→ **TASK DESCRIPTION**
Show all lines from the data that include the word "median".

→ **LISTED ENTRIES**
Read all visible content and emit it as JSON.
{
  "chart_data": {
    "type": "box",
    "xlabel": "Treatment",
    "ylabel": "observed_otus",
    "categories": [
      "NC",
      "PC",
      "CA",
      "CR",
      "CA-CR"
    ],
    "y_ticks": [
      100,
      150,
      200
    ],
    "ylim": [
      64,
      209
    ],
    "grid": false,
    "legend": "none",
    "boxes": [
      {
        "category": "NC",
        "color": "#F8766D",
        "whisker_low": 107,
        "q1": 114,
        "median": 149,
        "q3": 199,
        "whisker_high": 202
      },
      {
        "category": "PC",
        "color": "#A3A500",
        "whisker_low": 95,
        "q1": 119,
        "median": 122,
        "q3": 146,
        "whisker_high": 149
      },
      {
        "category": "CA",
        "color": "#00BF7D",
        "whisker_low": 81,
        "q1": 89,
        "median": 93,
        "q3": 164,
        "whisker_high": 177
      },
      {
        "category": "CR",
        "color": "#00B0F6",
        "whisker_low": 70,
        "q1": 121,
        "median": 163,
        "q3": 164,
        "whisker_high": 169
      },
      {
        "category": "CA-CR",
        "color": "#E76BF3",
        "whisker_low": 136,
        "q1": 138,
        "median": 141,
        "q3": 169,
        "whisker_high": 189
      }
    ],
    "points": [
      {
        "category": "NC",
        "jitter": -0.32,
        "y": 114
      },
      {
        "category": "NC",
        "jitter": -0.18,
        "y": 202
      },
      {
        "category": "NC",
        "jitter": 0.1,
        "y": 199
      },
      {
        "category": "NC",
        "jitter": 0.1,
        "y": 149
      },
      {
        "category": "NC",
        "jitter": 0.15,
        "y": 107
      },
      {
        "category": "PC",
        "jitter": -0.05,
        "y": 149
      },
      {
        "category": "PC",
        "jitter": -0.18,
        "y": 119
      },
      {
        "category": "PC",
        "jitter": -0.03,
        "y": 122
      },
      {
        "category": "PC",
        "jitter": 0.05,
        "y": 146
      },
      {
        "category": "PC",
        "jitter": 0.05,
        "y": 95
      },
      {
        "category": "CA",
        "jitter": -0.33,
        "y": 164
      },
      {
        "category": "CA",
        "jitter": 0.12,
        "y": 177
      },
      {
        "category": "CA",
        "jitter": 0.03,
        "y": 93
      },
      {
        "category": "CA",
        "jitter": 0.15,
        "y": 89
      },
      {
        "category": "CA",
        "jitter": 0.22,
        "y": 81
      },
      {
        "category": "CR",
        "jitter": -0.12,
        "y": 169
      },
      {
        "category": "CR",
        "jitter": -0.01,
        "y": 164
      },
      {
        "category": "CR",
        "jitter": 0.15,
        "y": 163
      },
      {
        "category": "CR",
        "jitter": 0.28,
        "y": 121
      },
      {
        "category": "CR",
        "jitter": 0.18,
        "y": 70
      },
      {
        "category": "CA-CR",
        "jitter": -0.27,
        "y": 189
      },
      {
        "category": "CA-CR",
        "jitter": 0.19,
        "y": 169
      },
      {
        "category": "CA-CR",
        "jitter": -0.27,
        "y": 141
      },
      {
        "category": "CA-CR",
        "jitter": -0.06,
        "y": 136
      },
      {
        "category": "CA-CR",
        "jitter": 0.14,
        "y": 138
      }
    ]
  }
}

→ **ANSWER TO THE PROBLEM**
        "median": 149,
        "median": 122,
        "median": 93,
        "median": 163,
        "median": 141,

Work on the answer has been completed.